═══ STORED ROWS

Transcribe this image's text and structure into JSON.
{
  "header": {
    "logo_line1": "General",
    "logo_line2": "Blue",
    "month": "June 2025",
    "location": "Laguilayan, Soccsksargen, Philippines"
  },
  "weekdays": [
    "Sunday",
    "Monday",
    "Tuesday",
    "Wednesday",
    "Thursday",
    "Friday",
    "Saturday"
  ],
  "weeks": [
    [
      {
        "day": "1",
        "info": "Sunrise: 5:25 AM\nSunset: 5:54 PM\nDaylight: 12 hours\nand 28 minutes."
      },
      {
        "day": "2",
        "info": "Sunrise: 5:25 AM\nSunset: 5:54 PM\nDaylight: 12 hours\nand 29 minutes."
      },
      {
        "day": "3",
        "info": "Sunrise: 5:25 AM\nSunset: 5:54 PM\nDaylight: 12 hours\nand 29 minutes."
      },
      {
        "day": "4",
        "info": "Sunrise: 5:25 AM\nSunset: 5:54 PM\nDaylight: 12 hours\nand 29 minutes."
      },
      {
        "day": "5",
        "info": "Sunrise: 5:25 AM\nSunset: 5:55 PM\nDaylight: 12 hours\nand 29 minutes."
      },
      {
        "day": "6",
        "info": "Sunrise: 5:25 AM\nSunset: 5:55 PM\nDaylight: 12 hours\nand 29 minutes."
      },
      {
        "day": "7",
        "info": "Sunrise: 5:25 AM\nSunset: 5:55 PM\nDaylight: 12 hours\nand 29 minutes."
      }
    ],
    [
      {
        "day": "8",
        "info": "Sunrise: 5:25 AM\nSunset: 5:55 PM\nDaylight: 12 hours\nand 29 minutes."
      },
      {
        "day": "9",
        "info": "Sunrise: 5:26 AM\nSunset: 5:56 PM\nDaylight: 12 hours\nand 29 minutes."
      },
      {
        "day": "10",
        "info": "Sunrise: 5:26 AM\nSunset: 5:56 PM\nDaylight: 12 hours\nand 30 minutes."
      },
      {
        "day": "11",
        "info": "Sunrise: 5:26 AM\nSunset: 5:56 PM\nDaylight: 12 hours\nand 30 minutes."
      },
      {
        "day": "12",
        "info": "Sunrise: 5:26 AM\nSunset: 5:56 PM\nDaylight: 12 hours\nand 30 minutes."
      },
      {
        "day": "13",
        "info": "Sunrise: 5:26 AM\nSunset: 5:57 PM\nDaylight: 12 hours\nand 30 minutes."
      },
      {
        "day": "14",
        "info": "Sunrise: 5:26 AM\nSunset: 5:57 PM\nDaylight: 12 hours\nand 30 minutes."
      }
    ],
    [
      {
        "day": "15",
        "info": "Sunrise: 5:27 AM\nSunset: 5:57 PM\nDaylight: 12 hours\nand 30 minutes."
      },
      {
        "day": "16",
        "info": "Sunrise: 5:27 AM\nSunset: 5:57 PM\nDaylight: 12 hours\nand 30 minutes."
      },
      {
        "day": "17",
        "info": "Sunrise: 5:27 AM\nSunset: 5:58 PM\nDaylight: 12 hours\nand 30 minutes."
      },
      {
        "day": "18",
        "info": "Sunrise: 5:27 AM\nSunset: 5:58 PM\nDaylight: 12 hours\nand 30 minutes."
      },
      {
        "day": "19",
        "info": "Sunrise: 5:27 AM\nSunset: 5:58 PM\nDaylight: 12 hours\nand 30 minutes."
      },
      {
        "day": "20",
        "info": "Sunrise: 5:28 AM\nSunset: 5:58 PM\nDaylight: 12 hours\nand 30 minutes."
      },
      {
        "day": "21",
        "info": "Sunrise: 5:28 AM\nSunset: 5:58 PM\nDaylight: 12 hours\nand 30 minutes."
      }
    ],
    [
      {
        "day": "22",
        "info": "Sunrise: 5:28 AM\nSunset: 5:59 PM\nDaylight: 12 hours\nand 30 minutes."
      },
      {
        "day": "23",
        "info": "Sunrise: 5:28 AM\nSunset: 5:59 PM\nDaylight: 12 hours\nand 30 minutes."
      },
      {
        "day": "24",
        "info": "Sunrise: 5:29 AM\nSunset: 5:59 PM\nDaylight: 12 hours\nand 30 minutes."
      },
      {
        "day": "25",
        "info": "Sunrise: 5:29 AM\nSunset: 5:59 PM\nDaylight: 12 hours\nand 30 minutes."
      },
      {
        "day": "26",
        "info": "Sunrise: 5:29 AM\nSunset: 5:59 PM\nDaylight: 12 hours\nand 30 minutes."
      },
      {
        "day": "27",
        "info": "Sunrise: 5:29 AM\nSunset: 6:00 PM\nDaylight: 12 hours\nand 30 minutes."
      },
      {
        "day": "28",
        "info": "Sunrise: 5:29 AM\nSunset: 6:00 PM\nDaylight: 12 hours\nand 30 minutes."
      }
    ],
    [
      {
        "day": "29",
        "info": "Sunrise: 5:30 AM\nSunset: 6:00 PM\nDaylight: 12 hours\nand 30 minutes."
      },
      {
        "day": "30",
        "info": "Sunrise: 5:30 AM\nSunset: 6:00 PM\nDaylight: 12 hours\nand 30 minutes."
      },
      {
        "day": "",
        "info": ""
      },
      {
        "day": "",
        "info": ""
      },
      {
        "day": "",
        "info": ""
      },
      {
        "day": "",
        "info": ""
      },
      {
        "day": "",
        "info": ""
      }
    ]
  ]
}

══════

[GIVEN TASK] Every entry should be printed again exactly as it stands.

[SOLUTION BELOW]
Transcribe this image's text and structure into JSON.
{
  "header": {
    "logo_line1": "General",
    "logo_line2": "Blue",
    "month": "June 2025",
    "location": "Laguilayan, Soccsksargen, Philippines"
  },
  "weekdays": [
    "Sunday",
    "Monday",
    "Tuesday",
    "Wednesday",
    "Thursday",
    "Friday",
    "Saturday"
  ],
  "weeks": [
    [
      {
        "day": "1",
        "info": "Sunrise: 5:25 AM\nSunset: 5:54 PM\nDaylight: 12 hours\nand 28 minutes."
      },
      {
        "day": "2",
        "info": "Sunrise: 5:25 AM\nSunset: 5:54 PM\nDaylight: 12 hours\nand 29 minutes."
      },
      {
        "day": "3",
        "info": "Sunrise: 5:25 AM\nSunset: 5:54 PM\nDaylight: 12 hours\nand 29 minutes."
      },
      {
        "day": "4",
        "info": "Sunrise: 5:25 AM\nSunset: 5:54 PM\nDaylight: 12 hours\nand 29 minutes."
      },
      {
        "day": "5",
        "info": "Sunrise: 5:25 AM\nSunset: 5:55 PM\nDaylight: 12 hours\nand 29 minutes."
      },
      {
        "day": "6",
        "info": "Sunrise: 5:25 AM\nSunset: 5:55 PM\nDaylight: 12 hours\nand 29 minutes."
      },
      {
        "day": "7",
        "info": "Sunrise: 5:25 AM\nSunset: 5:55 PM\nDaylight: 12 hours\nand 29 minutes."
      }
    ],
    [
      {
        "day": "8",
        "info": "Sunrise: 5:25 AM\nSunset: 5:55 PM\nDaylight: 12 hours\nand 29 minutes."
      },
      {
        "day": "9",
        "info": "Sunrise: 5:26 AM\nSunset: 5:56 PM\nDaylight: 12 hours\nand 29 minutes."
      },
      {
        "day": "10",
        "info": "Sunrise: 5:26 AM\nSunset: 5:56 PM\nDaylight: 12 hours\nand 30 minutes."
      },
      {
        "day": "11",
        "info": "Sunrise: 5:26 AM\nSunset: 5:56 PM\nDaylight: 12 hours\nand 30 minutes."
      },
      {
        "day": "12",
        "info": "Sunrise: 5:26 AM\nSunset: 5:56 PM\nDaylight: 12 hours\nand 30 minutes."
      },
      {
        "day": "13",
        "info": "Sunrise: 5:26 AM\nSunset: 5:57 PM\nDaylight: 12 hours\nand 30 minutes."
      },
      {
        "day": "14",
        "info": "Sunrise: 5:26 AM\nSunset: 5:57 PM\nDaylight: 12 hours\nand 30 minutes."
      }
    ],
    [
      {
        "day": "15",
        "info": "Sunrise: 5:27 AM\nSunset: 5:57 PM\nDaylight: 12 hours\nand 30 minutes."
      },
      {
        "day": "16",
        "info": "Sunrise: 5:27 AM\nSunset: 5:57 PM\nDaylight: 12 hours\nand 30 minutes."
      },
      {
        "day": "17",
        "info": "Sunrise: 5:27 AM\nSunset: 5:58 PM\nDaylight: 12 hours\nand 30 minutes."
      },
      {
        "day": "18",
        "info": "Sunrise: 5:27 AM\nSunset: 5:58 PM\nDaylight: 12 hours\nand 30 minutes."
      },
      {
        "day": "19",
        "info": "Sunrise: 5:27 AM\nSunset: 5:58 PM\nDaylight: 12 hours\nand 30 minutes."
      },
      {
        "day": "20",
        "info": "Sunrise: 5:28 AM\nSunset: 5:58 PM\nDaylight: 12 hours\nand 30 minutes."
      },
      {
        "day": "21",
        "info": "Sunrise: 5:28 AM\nSunset: 5:58 PM\nDaylight: 12 hours\nand 30 minutes."
      }
    ],
    [
      {
        "day": "22",
        "info": "Sunrise: 5:28 AM\nSunset: 5:59 PM\nDaylight: 12 hours\nand 30 minutes."
      },
      {
        "day": "23",
        "info": "Sunrise: 5:28 AM\nSunset: 5:59 PM\nDaylight: 12 hours\nand 30 minutes."
      },
      {
        "day": "24",
        "info": "Sunrise: 5:29 AM\nSunset: 5:59 PM\nDaylight: 12 hours\nand 30 minutes."
      },
      {
        "day": "25",
        "info": "Sunrise: 5:29 AM\nSunset: 5:59 PM\nDaylight: 12 hours\nand 30 minutes."
      },
      {
        "day": "26",
        "info": "Sunrise: 5:29 AM\nSunset: 5:59 PM\nDaylight: 12 hours\nand 30 minutes."
      },
      {
        "day": "27",
        "info": "Sunrise: 5:29 AM\nSunset: 6:00 PM\nDaylight: 12 hours\nand 30 minutes."
      },
      {
        "day": "28",
        "info": "Sunrise: 5:29 AM\nSunset: 6:00 PM\nDaylight: 12 hours\nand 30 minutes."
      }
    ],
    [
      {
        "day": "29",
        "info": "Sunrise: 5:30 AM\nSunset: 6:00 PM\nDaylight: 12 hours\nand 30 minutes."
      },
      {
        "day": "30",
        "info": "Sunrise: 5:30 AM\nSunset: 6:00 PM\nDaylight: 12 hours\nand 30 minutes."
      },
      {
        "day": "",
        "info": ""
      },
      {
        "day": "",
        "info": ""
      },
      {
        "day": "",
        "info": ""
      },
      {
        "day": "",
        "info": ""
      },
      {
        "day": "",
        "info": ""
      }
    ]
  ]
}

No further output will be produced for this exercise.